[Data listing]
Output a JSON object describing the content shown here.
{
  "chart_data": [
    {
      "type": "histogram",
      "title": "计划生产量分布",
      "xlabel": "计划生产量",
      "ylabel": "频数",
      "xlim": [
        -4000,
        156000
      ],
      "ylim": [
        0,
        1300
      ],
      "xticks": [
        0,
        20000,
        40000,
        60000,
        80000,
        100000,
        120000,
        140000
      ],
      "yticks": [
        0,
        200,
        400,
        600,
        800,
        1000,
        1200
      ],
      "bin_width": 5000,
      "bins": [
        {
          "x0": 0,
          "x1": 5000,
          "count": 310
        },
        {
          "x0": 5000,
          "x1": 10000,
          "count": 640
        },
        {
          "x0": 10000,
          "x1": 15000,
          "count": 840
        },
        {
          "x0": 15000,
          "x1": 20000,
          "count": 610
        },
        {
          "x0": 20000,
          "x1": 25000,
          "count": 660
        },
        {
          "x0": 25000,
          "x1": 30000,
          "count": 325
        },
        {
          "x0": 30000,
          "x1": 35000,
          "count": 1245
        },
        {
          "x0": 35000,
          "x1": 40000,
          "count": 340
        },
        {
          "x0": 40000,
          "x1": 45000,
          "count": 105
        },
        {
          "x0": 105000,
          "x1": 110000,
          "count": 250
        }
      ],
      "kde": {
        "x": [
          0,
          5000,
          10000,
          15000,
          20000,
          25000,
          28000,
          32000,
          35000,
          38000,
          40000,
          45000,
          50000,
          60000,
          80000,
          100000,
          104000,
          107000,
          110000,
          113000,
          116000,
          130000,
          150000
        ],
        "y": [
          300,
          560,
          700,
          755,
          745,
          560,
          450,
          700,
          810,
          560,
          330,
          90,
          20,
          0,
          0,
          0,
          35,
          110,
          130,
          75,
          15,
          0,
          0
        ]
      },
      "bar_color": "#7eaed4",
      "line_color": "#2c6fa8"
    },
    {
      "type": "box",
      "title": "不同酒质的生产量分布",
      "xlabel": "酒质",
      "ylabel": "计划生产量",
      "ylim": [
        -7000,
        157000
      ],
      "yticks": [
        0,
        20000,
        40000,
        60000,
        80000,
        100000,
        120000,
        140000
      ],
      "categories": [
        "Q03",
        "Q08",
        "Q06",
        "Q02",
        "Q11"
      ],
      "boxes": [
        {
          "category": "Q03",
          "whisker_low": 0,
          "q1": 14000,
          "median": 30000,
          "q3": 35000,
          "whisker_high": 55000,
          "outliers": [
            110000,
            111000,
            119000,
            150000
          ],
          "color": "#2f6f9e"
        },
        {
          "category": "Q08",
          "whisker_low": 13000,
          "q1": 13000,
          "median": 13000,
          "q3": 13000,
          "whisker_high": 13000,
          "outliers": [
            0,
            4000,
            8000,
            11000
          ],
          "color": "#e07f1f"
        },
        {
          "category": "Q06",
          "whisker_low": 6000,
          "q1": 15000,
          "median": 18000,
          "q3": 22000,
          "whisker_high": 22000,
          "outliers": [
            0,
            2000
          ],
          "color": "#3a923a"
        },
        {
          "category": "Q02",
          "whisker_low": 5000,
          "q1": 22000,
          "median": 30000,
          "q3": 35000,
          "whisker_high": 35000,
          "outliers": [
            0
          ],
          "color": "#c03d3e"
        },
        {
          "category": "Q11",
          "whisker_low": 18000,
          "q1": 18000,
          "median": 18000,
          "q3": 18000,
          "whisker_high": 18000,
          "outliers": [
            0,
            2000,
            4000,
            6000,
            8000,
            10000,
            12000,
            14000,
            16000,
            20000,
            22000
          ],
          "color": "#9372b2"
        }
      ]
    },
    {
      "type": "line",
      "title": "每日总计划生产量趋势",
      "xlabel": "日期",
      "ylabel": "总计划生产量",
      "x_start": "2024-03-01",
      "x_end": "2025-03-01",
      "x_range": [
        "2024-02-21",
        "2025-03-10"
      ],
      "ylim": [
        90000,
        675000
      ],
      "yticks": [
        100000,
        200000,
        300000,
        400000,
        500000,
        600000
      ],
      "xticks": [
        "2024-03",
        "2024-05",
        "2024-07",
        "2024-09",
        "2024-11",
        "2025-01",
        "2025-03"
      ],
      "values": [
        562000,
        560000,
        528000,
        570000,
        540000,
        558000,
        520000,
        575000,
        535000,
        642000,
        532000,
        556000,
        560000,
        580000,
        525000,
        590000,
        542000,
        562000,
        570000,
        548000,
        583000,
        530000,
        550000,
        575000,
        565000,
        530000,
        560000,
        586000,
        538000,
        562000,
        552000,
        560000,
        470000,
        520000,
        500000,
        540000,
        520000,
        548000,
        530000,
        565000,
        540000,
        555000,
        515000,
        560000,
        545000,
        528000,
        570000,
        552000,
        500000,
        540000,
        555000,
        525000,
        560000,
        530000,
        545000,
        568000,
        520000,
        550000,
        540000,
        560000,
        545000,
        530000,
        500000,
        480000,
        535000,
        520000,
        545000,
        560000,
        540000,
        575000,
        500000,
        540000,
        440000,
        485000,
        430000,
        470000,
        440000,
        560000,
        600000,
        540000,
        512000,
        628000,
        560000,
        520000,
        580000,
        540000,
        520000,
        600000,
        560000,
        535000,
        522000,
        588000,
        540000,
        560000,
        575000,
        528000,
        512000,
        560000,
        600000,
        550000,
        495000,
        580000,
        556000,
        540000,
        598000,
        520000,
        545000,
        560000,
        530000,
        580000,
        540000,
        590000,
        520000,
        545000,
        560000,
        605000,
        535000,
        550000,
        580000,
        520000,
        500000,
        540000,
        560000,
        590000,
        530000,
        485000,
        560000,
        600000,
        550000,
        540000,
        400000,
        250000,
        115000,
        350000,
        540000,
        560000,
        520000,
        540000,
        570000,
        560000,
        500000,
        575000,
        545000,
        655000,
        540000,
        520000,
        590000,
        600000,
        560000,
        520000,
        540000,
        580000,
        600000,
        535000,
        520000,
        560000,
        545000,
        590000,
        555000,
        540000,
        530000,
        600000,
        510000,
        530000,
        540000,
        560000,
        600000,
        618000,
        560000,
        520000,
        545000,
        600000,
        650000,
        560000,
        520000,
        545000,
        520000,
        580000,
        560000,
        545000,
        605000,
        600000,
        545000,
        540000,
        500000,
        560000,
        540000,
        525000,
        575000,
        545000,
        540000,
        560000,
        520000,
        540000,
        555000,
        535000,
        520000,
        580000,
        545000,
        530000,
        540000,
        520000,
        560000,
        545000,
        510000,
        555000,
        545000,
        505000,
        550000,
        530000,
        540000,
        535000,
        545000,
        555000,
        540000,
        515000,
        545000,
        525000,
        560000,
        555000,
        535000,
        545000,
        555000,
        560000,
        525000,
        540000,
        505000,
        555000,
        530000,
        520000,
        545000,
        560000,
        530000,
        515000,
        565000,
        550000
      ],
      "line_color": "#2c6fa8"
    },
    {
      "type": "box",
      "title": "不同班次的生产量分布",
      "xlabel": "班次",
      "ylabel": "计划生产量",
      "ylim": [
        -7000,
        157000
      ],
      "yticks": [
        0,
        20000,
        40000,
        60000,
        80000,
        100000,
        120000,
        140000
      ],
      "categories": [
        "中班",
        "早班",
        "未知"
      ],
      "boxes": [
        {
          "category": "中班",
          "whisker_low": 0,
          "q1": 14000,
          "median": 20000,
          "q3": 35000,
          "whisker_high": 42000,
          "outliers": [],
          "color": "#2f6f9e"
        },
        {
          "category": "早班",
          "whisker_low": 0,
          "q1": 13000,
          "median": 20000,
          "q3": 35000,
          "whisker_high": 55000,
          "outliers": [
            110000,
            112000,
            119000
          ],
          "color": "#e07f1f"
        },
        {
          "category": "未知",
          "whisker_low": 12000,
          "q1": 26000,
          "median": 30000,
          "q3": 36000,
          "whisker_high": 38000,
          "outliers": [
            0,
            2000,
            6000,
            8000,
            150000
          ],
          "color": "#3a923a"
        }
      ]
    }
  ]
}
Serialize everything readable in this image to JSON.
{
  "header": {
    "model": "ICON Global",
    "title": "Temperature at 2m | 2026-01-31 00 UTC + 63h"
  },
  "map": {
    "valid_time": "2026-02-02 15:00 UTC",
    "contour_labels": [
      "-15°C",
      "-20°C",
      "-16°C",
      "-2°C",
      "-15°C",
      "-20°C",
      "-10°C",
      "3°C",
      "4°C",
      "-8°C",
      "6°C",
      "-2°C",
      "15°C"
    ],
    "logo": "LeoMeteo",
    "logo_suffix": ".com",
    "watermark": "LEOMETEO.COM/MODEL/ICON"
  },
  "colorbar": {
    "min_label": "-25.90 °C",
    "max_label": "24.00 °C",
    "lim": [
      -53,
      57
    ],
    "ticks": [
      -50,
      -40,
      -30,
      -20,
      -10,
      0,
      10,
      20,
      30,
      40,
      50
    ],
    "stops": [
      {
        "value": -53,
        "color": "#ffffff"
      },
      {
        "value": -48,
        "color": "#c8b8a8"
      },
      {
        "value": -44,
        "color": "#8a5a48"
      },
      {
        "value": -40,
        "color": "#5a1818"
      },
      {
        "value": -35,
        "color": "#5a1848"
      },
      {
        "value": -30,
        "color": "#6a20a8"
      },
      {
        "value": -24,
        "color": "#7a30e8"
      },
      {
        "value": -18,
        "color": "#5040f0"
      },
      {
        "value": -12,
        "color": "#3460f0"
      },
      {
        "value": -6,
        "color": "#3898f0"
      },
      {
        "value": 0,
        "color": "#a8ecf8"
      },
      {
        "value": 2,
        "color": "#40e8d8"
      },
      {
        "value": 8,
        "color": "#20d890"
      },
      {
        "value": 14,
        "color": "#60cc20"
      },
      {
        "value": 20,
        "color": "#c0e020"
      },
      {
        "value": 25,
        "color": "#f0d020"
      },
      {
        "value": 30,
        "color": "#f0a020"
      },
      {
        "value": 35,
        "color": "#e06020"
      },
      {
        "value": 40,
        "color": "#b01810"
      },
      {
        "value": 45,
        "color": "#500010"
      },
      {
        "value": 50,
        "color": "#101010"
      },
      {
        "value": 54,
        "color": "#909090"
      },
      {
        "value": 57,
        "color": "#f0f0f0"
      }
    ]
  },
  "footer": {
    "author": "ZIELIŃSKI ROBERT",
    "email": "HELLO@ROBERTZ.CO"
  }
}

Your instructions
Read through the data and copy every line where "ICON" shows up.

Expected answer
    "model": "ICON Global",
    "watermark": "LEOMETEO.COM/MODEL/ICON"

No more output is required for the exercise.